Print all entries precisely as they are written.

## [RECORDED INFORMATION]
--

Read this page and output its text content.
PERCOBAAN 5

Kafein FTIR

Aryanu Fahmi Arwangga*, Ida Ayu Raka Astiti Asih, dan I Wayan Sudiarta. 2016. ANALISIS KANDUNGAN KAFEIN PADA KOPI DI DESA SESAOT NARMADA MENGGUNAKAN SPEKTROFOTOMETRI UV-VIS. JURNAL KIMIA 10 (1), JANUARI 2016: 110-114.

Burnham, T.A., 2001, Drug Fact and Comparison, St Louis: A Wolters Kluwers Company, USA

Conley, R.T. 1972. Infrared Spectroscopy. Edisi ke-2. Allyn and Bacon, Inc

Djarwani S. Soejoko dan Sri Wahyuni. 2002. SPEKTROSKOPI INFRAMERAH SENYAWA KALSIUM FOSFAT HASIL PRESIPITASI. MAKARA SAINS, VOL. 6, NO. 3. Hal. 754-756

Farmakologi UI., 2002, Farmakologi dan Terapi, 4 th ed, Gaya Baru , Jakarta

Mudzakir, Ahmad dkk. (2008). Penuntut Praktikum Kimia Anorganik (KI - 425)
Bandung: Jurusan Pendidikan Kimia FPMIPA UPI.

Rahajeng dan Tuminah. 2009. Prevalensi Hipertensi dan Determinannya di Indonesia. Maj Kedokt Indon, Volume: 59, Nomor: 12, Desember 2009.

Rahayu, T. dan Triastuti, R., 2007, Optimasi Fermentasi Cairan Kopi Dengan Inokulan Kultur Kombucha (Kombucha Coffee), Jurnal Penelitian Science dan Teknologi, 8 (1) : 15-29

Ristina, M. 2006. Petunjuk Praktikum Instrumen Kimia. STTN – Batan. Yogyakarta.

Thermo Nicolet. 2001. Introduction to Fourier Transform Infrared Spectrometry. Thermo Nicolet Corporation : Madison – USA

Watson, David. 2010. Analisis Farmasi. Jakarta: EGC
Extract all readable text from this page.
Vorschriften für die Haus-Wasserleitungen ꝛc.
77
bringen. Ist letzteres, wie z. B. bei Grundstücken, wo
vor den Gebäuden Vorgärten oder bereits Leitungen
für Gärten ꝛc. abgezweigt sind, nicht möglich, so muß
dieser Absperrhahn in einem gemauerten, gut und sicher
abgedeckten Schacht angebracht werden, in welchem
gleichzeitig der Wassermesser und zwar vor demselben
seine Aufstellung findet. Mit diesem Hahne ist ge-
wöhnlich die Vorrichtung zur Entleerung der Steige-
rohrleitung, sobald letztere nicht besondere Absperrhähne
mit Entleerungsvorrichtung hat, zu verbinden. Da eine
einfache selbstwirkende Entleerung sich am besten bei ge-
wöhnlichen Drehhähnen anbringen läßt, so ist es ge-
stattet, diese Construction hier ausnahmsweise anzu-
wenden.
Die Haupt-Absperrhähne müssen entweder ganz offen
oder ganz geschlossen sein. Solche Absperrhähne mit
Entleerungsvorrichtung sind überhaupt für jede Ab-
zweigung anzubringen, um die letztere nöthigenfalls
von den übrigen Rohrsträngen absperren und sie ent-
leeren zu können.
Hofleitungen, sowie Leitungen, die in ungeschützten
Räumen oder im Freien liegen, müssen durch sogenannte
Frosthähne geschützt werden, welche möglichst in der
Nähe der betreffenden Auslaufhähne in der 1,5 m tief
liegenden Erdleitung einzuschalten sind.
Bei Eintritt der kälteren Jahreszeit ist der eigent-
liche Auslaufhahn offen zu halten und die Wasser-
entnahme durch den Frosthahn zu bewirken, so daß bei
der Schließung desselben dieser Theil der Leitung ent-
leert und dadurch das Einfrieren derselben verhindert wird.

--

## [EXPECTED ANSWER]
Read this page and output its text content.
PERCOBAAN 5

Kafein FTIR

Aryanu Fahmi Arwangga*, Ida Ayu Raka Astiti Asih, dan I Wayan Sudiarta. 2016. ANALISIS KANDUNGAN KAFEIN PADA KOPI DI DESA SESAOT NARMADA MENGGUNAKAN SPEKTROFOTOMETRI UV-VIS. JURNAL KIMIA 10 (1), JANUARI 2016: 110-114.

Burnham, T.A., 2001, Drug Fact and Comparison, St Louis: A Wolters Kluwers Company, USA

Conley, R.T. 1972. Infrared Spectroscopy. Edisi ke-2. Allyn and Bacon, Inc

Djarwani S. Soejoko dan Sri Wahyuni. 2002. SPEKTROSKOPI INFRAMERAH SENYAWA KALSIUM FOSFAT HASIL PRESIPITASI. MAKARA SAINS, VOL. 6, NO. 3. Hal. 754-756

Farmakologi UI., 2002, Farmakologi dan Terapi, 4 th ed, Gaya Baru , Jakarta

Mudzakir, Ahmad dkk. (2008). Penuntut Praktikum Kimia Anorganik (KI - 425)
Bandung: Jurusan Pendidikan Kimia FPMIPA UPI.

Rahajeng dan Tuminah. 2009. Prevalensi Hipertensi dan Determinannya di Indonesia. Maj Kedokt Indon, Volume: 59, Nomor: 12, Desember 2009.

Rahayu, T. dan Triastuti, R., 2007, Optimasi Fermentasi Cairan Kopi Dengan Inokulan Kultur Kombucha (Kombucha Coffee), Jurnal Penelitian Science dan Teknologi, 8 (1) : 15-29

Ristina, M. 2006. Petunjuk Praktikum Instrumen Kimia. STTN – Batan. Yogyakarta.

Thermo Nicolet. 2001. Introduction to Fourier Transform Infrared Spectrometry. Thermo Nicolet Corporation : Madison – USA

Watson, David. 2010. Analisis Farmasi. Jakarta: EGC
Extract all readable text from this page.
Vorschriften für die Haus-Wasserleitungen ꝛc.
77
bringen. Ist letzteres, wie z. B. bei Grundstücken, wo
vor den Gebäuden Vorgärten oder bereits Leitungen
für Gärten ꝛc. abgezweigt sind, nicht möglich, so muß
dieser Absperrhahn in einem gemauerten, gut und sicher
abgedeckten Schacht angebracht werden, in welchem
gleichzeitig der Wassermesser und zwar vor demselben
seine Aufstellung findet. Mit diesem Hahne ist ge-
wöhnlich die Vorrichtung zur Entleerung der Steige-
rohrleitung, sobald letztere nicht besondere Absperrhähne
mit Entleerungsvorrichtung hat, zu verbinden. Da eine
einfache selbstwirkende Entleerung sich am besten bei ge-
wöhnlichen Drehhähnen anbringen läßt, so ist es ge-
stattet, diese Construction hier ausnahmsweise anzu-
wenden.
Die Haupt-Absperrhähne müssen entweder ganz offen
oder ganz geschlossen sein. Solche Absperrhähne mit
Entleerungsvorrichtung sind überhaupt für jede Ab-
zweigung anzubringen, um die letztere nöthigenfalls
von den übrigen Rohrsträngen absperren und sie ent-
leeren zu können.
Hofleitungen, sowie Leitungen, die in ungeschützten
Räumen oder im Freien liegen, müssen durch sogenannte
Frosthähne geschützt werden, welche möglichst in der
Nähe der betreffenden Auslaufhähne in der 1,5 m tief
liegenden Erdleitung einzuschalten sind.
Bei Eintritt der kälteren Jahreszeit ist der eigent-
liche Auslaufhahn offen zu halten und die Wasser-
entnahme durch den Frosthahn zu bewirken, so daß bei
der Schließung desselben dieser Theil der Leitung ent-
leert und dadurch das Einfrieren derselben verhindert wird.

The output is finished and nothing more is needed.